**Dataset entries**:
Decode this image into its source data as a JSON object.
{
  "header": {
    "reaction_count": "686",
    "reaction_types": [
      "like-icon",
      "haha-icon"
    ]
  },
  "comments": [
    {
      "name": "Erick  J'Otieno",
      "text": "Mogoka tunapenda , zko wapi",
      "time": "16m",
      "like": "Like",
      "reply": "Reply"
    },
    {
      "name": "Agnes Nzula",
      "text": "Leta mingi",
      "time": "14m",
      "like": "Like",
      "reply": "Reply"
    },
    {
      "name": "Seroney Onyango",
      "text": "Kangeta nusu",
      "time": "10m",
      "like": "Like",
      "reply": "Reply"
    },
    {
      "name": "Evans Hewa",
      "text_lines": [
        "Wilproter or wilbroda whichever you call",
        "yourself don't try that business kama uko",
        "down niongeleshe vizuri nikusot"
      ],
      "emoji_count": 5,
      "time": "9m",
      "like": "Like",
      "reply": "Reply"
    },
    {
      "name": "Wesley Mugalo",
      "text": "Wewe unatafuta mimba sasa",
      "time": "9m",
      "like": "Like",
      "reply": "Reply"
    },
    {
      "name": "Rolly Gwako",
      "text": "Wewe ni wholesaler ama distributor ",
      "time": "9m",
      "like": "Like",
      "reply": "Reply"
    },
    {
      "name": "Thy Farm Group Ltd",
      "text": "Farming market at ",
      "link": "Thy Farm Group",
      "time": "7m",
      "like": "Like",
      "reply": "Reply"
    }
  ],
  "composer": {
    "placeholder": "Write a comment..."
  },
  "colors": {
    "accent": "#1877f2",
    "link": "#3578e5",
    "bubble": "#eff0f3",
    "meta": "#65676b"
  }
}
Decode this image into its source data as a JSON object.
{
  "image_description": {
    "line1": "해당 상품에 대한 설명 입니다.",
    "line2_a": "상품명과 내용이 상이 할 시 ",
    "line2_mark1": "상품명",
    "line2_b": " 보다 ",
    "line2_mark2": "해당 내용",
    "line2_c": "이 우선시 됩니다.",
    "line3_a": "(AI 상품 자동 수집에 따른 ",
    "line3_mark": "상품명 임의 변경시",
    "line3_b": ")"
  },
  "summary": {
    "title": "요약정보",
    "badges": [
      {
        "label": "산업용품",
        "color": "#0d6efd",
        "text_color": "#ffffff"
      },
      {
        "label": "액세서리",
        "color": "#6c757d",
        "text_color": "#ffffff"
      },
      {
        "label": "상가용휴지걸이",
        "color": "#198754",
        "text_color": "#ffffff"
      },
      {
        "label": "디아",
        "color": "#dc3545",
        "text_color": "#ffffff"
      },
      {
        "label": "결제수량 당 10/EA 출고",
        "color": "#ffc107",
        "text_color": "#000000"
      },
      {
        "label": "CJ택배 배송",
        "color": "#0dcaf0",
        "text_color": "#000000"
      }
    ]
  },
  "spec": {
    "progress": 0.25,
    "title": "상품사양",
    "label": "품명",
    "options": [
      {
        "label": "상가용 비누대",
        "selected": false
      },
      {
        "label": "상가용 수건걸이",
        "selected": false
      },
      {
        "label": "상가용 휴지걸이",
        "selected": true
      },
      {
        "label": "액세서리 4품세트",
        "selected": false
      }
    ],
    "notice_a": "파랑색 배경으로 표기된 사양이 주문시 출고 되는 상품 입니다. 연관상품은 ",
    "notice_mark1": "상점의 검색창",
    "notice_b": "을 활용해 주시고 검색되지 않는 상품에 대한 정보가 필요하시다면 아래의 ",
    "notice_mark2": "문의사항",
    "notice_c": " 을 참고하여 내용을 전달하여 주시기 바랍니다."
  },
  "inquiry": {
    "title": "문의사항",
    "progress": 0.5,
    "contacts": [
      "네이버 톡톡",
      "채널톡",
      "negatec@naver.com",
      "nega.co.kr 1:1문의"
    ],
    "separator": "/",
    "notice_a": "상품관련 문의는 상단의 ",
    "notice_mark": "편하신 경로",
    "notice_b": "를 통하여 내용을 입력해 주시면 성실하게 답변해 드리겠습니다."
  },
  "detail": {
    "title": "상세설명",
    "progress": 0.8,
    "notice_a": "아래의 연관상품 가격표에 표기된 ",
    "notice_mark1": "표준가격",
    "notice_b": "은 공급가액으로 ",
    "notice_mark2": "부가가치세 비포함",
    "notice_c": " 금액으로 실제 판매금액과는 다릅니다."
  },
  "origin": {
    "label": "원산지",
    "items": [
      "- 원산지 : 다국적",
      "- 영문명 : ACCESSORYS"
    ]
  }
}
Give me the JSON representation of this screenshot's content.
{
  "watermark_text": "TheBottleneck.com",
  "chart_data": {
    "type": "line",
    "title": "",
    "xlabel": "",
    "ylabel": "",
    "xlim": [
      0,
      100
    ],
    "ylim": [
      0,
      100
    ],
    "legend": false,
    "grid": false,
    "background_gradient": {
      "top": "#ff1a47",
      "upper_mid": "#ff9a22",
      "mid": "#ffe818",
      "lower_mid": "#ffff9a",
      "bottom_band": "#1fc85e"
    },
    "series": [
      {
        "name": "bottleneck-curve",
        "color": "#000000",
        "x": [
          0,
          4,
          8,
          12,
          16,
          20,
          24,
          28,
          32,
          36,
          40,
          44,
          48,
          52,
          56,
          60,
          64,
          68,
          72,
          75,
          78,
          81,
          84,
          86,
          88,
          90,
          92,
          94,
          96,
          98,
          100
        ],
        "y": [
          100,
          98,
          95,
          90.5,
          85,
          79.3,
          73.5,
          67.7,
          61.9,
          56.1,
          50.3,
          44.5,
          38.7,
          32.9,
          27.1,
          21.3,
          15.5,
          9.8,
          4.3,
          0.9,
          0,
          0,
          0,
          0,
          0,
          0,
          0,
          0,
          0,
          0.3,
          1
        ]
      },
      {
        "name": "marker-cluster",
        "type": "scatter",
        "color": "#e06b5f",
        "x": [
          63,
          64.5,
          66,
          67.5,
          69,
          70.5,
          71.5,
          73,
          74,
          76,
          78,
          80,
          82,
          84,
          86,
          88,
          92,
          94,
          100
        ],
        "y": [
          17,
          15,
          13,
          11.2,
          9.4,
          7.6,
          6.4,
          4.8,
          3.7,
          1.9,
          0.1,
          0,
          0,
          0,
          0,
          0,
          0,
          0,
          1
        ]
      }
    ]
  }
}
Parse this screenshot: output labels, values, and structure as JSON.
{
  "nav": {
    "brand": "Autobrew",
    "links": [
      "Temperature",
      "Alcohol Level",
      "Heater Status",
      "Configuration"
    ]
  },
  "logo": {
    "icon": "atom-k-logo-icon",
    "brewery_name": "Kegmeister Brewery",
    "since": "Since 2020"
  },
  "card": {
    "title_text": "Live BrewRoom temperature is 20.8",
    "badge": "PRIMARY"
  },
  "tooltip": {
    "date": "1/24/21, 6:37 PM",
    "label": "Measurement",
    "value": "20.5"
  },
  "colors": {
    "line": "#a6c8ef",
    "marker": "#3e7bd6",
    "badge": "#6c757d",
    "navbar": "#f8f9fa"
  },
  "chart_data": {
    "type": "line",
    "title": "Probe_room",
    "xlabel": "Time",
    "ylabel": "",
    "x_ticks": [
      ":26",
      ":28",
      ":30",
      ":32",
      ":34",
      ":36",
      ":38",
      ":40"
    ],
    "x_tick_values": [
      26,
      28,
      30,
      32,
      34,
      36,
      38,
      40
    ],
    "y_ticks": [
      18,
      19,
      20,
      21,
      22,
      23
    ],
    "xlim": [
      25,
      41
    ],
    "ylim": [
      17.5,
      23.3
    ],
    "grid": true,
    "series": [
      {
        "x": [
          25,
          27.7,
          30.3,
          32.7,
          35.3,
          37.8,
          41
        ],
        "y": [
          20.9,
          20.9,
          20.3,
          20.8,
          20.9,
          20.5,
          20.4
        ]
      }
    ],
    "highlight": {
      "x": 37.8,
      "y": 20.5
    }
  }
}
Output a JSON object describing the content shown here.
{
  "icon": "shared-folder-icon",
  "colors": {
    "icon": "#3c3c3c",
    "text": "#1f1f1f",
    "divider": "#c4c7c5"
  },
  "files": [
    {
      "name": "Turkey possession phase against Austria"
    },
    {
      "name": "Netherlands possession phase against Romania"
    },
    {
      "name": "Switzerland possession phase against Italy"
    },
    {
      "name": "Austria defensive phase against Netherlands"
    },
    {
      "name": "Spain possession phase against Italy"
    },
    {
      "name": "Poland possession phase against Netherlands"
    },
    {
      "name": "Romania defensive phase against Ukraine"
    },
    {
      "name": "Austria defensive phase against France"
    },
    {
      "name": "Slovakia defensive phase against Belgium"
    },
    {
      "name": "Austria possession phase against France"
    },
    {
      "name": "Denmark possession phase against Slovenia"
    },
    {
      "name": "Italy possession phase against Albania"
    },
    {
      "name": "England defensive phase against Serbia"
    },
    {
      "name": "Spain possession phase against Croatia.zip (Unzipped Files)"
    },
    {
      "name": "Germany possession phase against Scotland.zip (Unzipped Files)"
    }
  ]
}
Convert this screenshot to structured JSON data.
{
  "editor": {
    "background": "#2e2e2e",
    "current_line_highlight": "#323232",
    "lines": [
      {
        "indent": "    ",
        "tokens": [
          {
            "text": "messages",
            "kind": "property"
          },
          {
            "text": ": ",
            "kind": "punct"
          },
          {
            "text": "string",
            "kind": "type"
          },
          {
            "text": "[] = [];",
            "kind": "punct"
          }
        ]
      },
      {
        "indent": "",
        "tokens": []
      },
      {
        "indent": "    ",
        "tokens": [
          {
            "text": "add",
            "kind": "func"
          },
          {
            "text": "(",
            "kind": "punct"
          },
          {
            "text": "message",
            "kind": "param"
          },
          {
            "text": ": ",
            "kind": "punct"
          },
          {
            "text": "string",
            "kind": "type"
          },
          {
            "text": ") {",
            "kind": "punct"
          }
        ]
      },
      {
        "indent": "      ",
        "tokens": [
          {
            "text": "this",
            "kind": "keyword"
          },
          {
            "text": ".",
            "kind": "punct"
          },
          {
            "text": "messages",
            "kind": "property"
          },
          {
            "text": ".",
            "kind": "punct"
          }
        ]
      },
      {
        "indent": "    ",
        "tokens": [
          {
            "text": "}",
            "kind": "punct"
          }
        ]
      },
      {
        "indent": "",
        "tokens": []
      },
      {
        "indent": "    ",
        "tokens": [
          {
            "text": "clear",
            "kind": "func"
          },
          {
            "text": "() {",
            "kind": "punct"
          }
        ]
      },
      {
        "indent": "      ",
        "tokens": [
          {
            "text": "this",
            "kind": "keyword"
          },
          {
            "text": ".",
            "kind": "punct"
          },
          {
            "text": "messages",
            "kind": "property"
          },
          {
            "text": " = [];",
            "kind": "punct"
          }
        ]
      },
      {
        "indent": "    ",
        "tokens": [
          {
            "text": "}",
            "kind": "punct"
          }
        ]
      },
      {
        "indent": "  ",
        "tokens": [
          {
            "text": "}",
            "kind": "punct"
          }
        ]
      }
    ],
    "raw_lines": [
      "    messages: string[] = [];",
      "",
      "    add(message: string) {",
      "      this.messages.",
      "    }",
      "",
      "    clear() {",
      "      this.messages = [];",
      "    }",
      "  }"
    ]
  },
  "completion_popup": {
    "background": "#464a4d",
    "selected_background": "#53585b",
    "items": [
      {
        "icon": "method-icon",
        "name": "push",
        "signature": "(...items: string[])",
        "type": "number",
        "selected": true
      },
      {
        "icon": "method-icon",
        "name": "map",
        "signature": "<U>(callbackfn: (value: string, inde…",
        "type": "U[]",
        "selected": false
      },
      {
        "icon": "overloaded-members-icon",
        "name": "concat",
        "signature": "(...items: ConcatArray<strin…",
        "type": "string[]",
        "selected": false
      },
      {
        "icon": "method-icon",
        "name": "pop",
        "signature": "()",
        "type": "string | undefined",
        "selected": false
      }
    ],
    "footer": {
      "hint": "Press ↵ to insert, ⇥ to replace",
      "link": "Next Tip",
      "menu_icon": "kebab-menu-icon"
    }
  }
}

**Do this**: Using the listing above, pick out each line that contains the word "Spain", then copy it.

**Reply**:
      "name": "Spain possession phase against Italy"
      "name": "Spain possession phase against Croatia.zip (Unzipped Files)"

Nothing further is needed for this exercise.